* **Stated exercise**
Transcribe the records exactly. Pictures do not belong in the transcription.

* **Exercise materials**

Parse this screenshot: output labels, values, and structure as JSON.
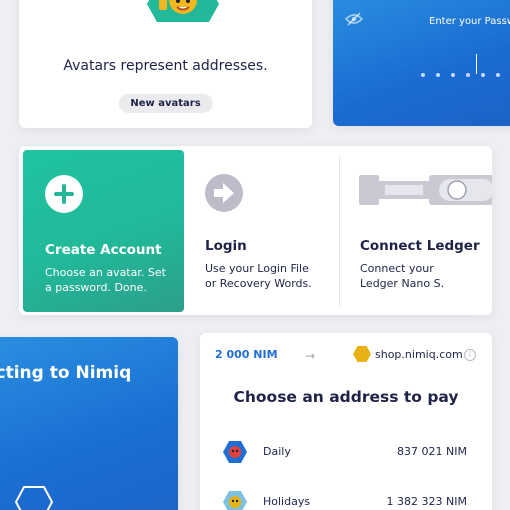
{
  "avatars_card": {
    "description": "Avatars represent addresses.",
    "button_label": "New avatars"
  },
  "password_card": {
    "label": "Enter your Passwo",
    "icon": "eye-off-icon"
  },
  "options": {
    "create": {
      "title": "Create Account",
      "desc_line1": "Choose an avatar. Set",
      "desc_line2": "a password. Done.",
      "icon": "plus-circle-icon"
    },
    "login": {
      "title": "Login",
      "desc_line1": "Use your Login File",
      "desc_line2": "or Recovery Words.",
      "icon": "arrow-right-circle-icon"
    },
    "ledger": {
      "title": "Connect Ledger",
      "desc_line1": "Connect your",
      "desc_line2": "Ledger Nano S.",
      "icon": "ledger-device-icon"
    }
  },
  "connecting_card": {
    "text": "ecting to Nimiq"
  },
  "pay_card": {
    "amount": "2 000 NIM",
    "arrow": "→",
    "shop": "shop.nimiq.com",
    "info": "i",
    "title": "Choose an address to pay",
    "addresses": [
      {
        "name": "Daily",
        "balance": "837 021 NIM"
      },
      {
        "name": "Holidays",
        "balance": "1 382 323 NIM"
      }
    ]
  },
  "colors": {
    "background": "#eeeff2",
    "text_dark": "#1f2348",
    "green": "#21b99a",
    "blue": "#1f6fd4",
    "gold": "#e9b213"
  }
}
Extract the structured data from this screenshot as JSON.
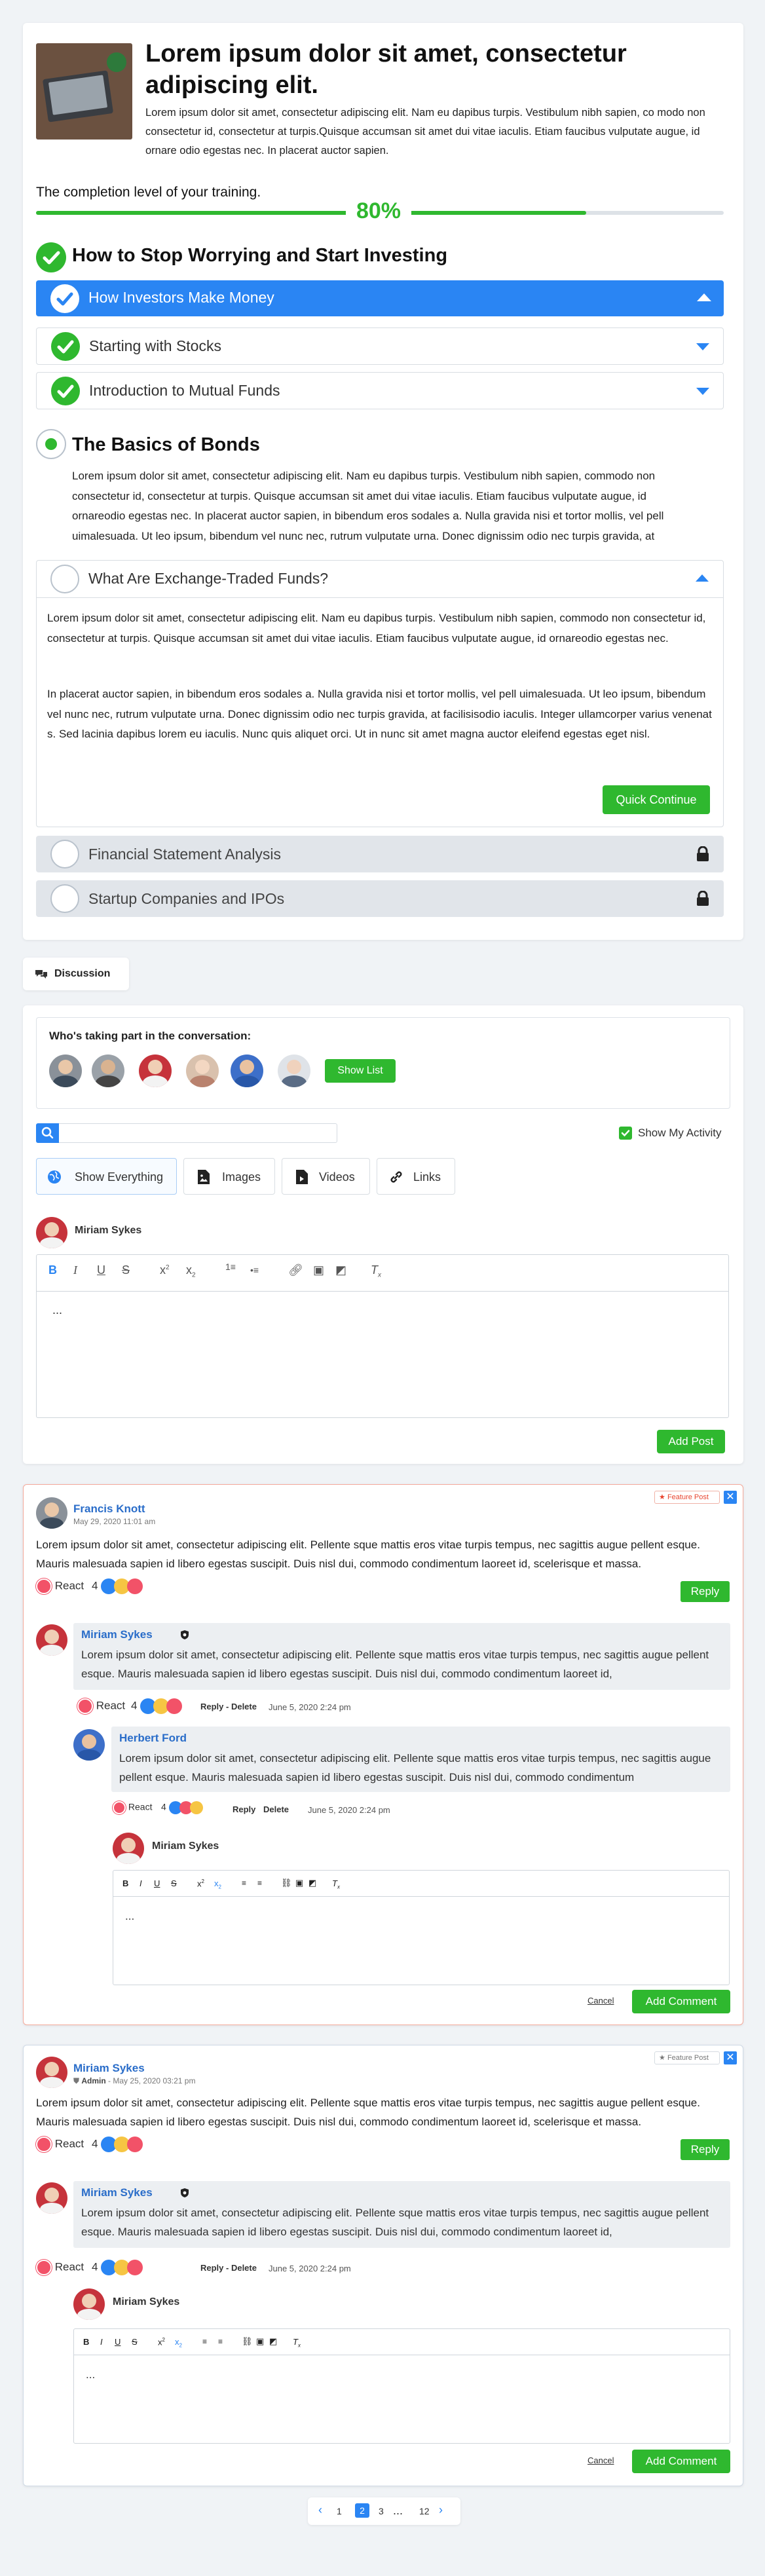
{
  "header": {
    "title": "Lorem ipsum dolor sit amet, consectetur adipiscing elit.",
    "description": "Lorem ipsum dolor sit amet, consectetur adipiscing elit. Nam eu dapibus turpis. Vestibulum nibh sapien, co modo non consectetur id, consectetur at turpis.Quisque accumsan sit amet dui vitae iaculis. Etiam faucibus vulputate augue, id ornare odio egestas nec. In placerat auctor sapien."
  },
  "progress": {
    "label": "The completion level of your training.",
    "percent_text": "80%",
    "value": 0.8
  },
  "sections": [
    {
      "title": "How to Stop Worrying and Start Investing",
      "lessons": [
        {
          "label": "How Investors Make Money",
          "state": "active"
        },
        {
          "label": "Starting with Stocks",
          "state": "done"
        },
        {
          "label": "Introduction to Mutual Funds",
          "state": "done"
        }
      ]
    },
    {
      "title": "The Basics of Bonds",
      "text": "Lorem ipsum dolor sit amet, consectetur adipiscing elit. Nam eu dapibus turpis. Vestibulum nibh sapien, commodo non consectetur id, consectetur at turpis. Quisque accumsan sit amet dui vitae iaculis. Etiam faucibus vulputate augue, id ornareodio egestas nec. In placerat auctor sapien, in bibendum eros sodales a. Nulla gravida nisi et tortor mollis, vel pell uimalesuada. Ut leo ipsum, bibendum vel nunc nec, rutrum vulputate urna. Donec dignissim odio nec turpis gravida, at"
    }
  ],
  "open_lesson": {
    "label": "What Are Exchange-Traded Funds?",
    "para1": "Lorem ipsum dolor sit amet, consectetur adipiscing elit. Nam eu dapibus turpis. Vestibulum nibh sapien, commodo non consectetur id, consectetur at turpis. Quisque accumsan sit amet dui vitae iaculis. Etiam faucibus vulputate augue, id ornareodio egestas nec.",
    "para2": "In placerat auctor sapien, in bibendum eros sodales a. Nulla gravida nisi et tortor mollis, vel pell uimalesuada. Ut leo ipsum, bibendum vel nunc nec, rutrum vulputate urna. Donec dignissim odio nec turpis gravida, at facilisisodio iaculis. Integer ullamcorper varius venenat s. Sed lacinia dapibus lorem eu iaculis. Nunc quis aliquet orci. Ut in nunc sit amet magna auctor eleifend egestas eget nisl.",
    "button": "Quick Continue"
  },
  "locked_lessons": [
    "Financial Statement Analysis",
    "Startup Companies and IPOs"
  ],
  "discussion": {
    "tab": "Discussion",
    "participants_label": "Who's taking part in the conversation:",
    "show_list": "Show List",
    "show_activity": "Show My Activity",
    "filters": [
      "Show Everything",
      "Images",
      "Videos",
      "Links"
    ],
    "composer_user": "Miriam Sykes",
    "composer_placeholder": "...",
    "add_post": "Add Post"
  },
  "posts": [
    {
      "author": "Francis Knott",
      "date": "May 29, 2020 11:01 am",
      "badge": "Feature Post",
      "text": "Lorem ipsum dolor sit amet, consectetur adipiscing elit. Pellente sque mattis eros vitae turpis tempus, nec sagittis augue pellent esque. Mauris malesuada sapien id libero egestas suscipit. Duis nisl dui, commodo condimentum laoreet id, scelerisque et massa.",
      "react": "React",
      "react_count": "4",
      "reply": "Reply",
      "replies": [
        {
          "author": "Miriam Sykes",
          "text": "Lorem ipsum dolor sit amet, consectetur adipiscing elit. Pellente sque mattis eros vitae turpis tempus, nec sagittis augue pellent esque. Mauris malesuada sapien id libero egestas suscipit. Duis nisl dui, commodo condimentum laoreet id,",
          "react": "React",
          "react_count": "4",
          "actions": "Reply - Delete",
          "date": "June 5, 2020 2:24 pm"
        },
        {
          "author": "Herbert Ford",
          "text": "Lorem ipsum dolor sit amet, consectetur adipiscing elit. Pellente sque mattis eros vitae turpis tempus, nec sagittis augue pellent esque. Mauris malesuada sapien id libero egestas suscipit. Duis nisl dui, commodo condimentum",
          "react": "React",
          "react_count": "4",
          "reply": "Reply",
          "delete": "Delete",
          "date": "June 5, 2020 2:24 pm"
        }
      ],
      "composer_user": "Miriam Sykes",
      "composer_placeholder": "...",
      "cancel": "Cancel",
      "add_comment": "Add Comment"
    },
    {
      "author": "Miriam Sykes",
      "role": "Admin",
      "date": "May 25, 2020 03:21 pm",
      "badge": "Feature Post",
      "text": "Lorem ipsum dolor sit amet, consectetur adipiscing elit. Pellente sque mattis eros vitae turpis tempus, nec sagittis augue pellent esque. Mauris malesuada sapien id libero egestas suscipit. Duis nisl dui, commodo condimentum laoreet id, scelerisque et massa.",
      "react": "React",
      "react_count": "4",
      "reply": "Reply",
      "replies": [
        {
          "author": "Miriam Sykes",
          "text": "Lorem ipsum dolor sit amet, consectetur adipiscing elit. Pellente sque mattis eros vitae turpis tempus, nec sagittis augue pellent esque. Mauris malesuada sapien id libero egestas suscipit. Duis nisl dui, commodo condimentum laoreet id,",
          "react": "React",
          "react_count": "4",
          "actions": "Reply - Delete",
          "date": "June 5, 2020 2:24 pm"
        }
      ],
      "composer_user": "Miriam Sykes",
      "composer_placeholder": "...",
      "cancel": "Cancel",
      "add_comment": "Add Comment"
    }
  ],
  "pagination": {
    "pages": [
      "1",
      "2",
      "3",
      "...",
      "12"
    ],
    "current": "2"
  },
  "colors": {
    "green": "#2fb82f",
    "blue": "#2a85f3",
    "link_blue": "#2a6dc9",
    "feature_red": "#e8442e"
  }
}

* **Task response**
Parse this screenshot: output labels, values, and structure as JSON.
{
  "avatars_card": {
    "description": "Avatars represent addresses.",
    "button_label": "New avatars"
  },
  "password_card": {
    "label": "Enter your Passwo",
    "icon": "eye-off-icon"
  },
  "options": {
    "create": {
      "title": "Create Account",
      "desc_line1": "Choose an avatar. Set",
      "desc_line2": "a password. Done.",
      "icon": "plus-circle-icon"
    },
    "login": {
      "title": "Login",
      "desc_line1": "Use your Login File",
      "desc_line2": "or Recovery Words.",
      "icon": "arrow-right-circle-icon"
    },
    "ledger": {
      "title": "Connect Ledger",
      "desc_line1": "Connect your",
      "desc_line2": "Ledger Nano S.",
      "icon": "ledger-device-icon"
    }
  },
  "connecting_card": {
    "text": "ecting to Nimiq"
  },
  "pay_card": {
    "amount": "2 000 NIM",
    "arrow": "→",
    "shop": "shop.nimiq.com",
    "info": "i",
    "title": "Choose an address to pay",
    "addresses": [
      {
        "name": "Daily",
        "balance": "837 021 NIM"
      },
      {
        "name": "Holidays",
        "balance": "1 382 323 NIM"
      }
    ]
  },
  "colors": {
    "background": "#eeeff2",
    "text_dark": "#1f2348",
    "green": "#21b99a",
    "blue": "#1f6fd4",
    "gold": "#e9b213"
  }
}
Extract the structured data from this screenshot as JSON.
{
  "header": {
    "title": "Lorem ipsum dolor sit amet, consectetur adipiscing elit.",
    "description": "Lorem ipsum dolor sit amet, consectetur adipiscing elit. Nam eu dapibus turpis. Vestibulum nibh sapien, co modo non consectetur id, consectetur at turpis.Quisque accumsan sit amet dui vitae iaculis. Etiam faucibus vulputate augue, id ornare odio egestas nec. In placerat auctor sapien."
  },
  "progress": {
    "label": "The completion level of your training.",
    "percent_text": "80%",
    "value": 0.8
  },
  "sections": [
    {
      "title": "How to Stop Worrying and Start Investing",
      "lessons": [
        {
          "label": "How Investors Make Money",
          "state": "active"
        },
        {
          "label": "Starting with Stocks",
          "state": "done"
        },
        {
          "label": "Introduction to Mutual Funds",
          "state": "done"
        }
      ]
    },
    {
      "title": "The Basics of Bonds",
      "text": "Lorem ipsum dolor sit amet, consectetur adipiscing elit. Nam eu dapibus turpis. Vestibulum nibh sapien, commodo non consectetur id, consectetur at turpis. Quisque accumsan sit amet dui vitae iaculis. Etiam faucibus vulputate augue, id ornareodio egestas nec. In placerat auctor sapien, in bibendum eros sodales a. Nulla gravida nisi et tortor mollis, vel pell uimalesuada. Ut leo ipsum, bibendum vel nunc nec, rutrum vulputate urna. Donec dignissim odio nec turpis gravida, at"
    }
  ],
  "open_lesson": {
    "label": "What Are Exchange-Traded Funds?",
    "para1": "Lorem ipsum dolor sit amet, consectetur adipiscing elit. Nam eu dapibus turpis. Vestibulum nibh sapien, commodo non consectetur id, consectetur at turpis. Quisque accumsan sit amet dui vitae iaculis. Etiam faucibus vulputate augue, id ornareodio egestas nec.",
    "para2": "In placerat auctor sapien, in bibendum eros sodales a. Nulla gravida nisi et tortor mollis, vel pell uimalesuada. Ut leo ipsum, bibendum vel nunc nec, rutrum vulputate urna. Donec dignissim odio nec turpis gravida, at facilisisodio iaculis. Integer ullamcorper varius venenat s. Sed lacinia dapibus lorem eu iaculis. Nunc quis aliquet orci. Ut in nunc sit amet magna auctor eleifend egestas eget nisl.",
    "button": "Quick Continue"
  },
  "locked_lessons": [
    "Financial Statement Analysis",
    "Startup Companies and IPOs"
  ],
  "discussion": {
    "tab": "Discussion",
    "participants_label": "Who's taking part in the conversation:",
    "show_list": "Show List",
    "show_activity": "Show My Activity",
    "filters": [
      "Show Everything",
      "Images",
      "Videos",
      "Links"
    ],
    "composer_user": "Miriam Sykes",
    "composer_placeholder": "...",
    "add_post": "Add Post"
  },
  "posts": [
    {
      "author": "Francis Knott",
      "date": "May 29, 2020 11:01 am",
      "badge": "Feature Post",
      "text": "Lorem ipsum dolor sit amet, consectetur adipiscing elit. Pellente sque mattis eros vitae turpis tempus, nec sagittis augue pellent esque. Mauris malesuada sapien id libero egestas suscipit. Duis nisl dui, commodo condimentum laoreet id, scelerisque et massa.",
      "react": "React",
      "react_count": "4",
      "reply": "Reply",
      "replies": [
        {
          "author": "Miriam Sykes",
          "text": "Lorem ipsum dolor sit amet, consectetur adipiscing elit. Pellente sque mattis eros vitae turpis tempus, nec sagittis augue pellent esque. Mauris malesuada sapien id libero egestas suscipit. Duis nisl dui, commodo condimentum laoreet id,",
          "react": "React",
          "react_count": "4",
          "actions": "Reply - Delete",
          "date": "June 5, 2020 2:24 pm"
        },
        {
          "author": "Herbert Ford",
          "text": "Lorem ipsum dolor sit amet, consectetur adipiscing elit. Pellente sque mattis eros vitae turpis tempus, nec sagittis augue pellent esque. Mauris malesuada sapien id libero egestas suscipit. Duis nisl dui, commodo condimentum",
          "react": "React",
          "react_count": "4",
          "reply": "Reply",
          "delete": "Delete",
          "date": "June 5, 2020 2:24 pm"
        }
      ],
      "composer_user": "Miriam Sykes",
      "composer_placeholder": "...",
      "cancel": "Cancel",
      "add_comment": "Add Comment"
    },
    {
      "author": "Miriam Sykes",
      "role": "Admin",
      "date": "May 25, 2020 03:21 pm",
      "badge": "Feature Post",
      "text": "Lorem ipsum dolor sit amet, consectetur adipiscing elit. Pellente sque mattis eros vitae turpis tempus, nec sagittis augue pellent esque. Mauris malesuada sapien id libero egestas suscipit. Duis nisl dui, commodo condimentum laoreet id, scelerisque et massa.",
      "react": "React",
      "react_count": "4",
      "reply": "Reply",
      "replies": [
        {
          "author": "Miriam Sykes",
          "text": "Lorem ipsum dolor sit amet, consectetur adipiscing elit. Pellente sque mattis eros vitae turpis tempus, nec sagittis augue pellent esque. Mauris malesuada sapien id libero egestas suscipit. Duis nisl dui, commodo condimentum laoreet id,",
          "react": "React",
          "react_count": "4",
          "actions": "Reply - Delete",
          "date": "June 5, 2020 2:24 pm"
        }
      ],
      "composer_user": "Miriam Sykes",
      "composer_placeholder": "...",
      "cancel": "Cancel",
      "add_comment": "Add Comment"
    }
  ],
  "pagination": {
    "pages": [
      "1",
      "2",
      "3",
      "...",
      "12"
    ],
    "current": "2"
  },
  "colors": {
    "green": "#2fb82f",
    "blue": "#2a85f3",
    "link_blue": "#2a6dc9",
    "feature_red": "#e8442e"
  }
}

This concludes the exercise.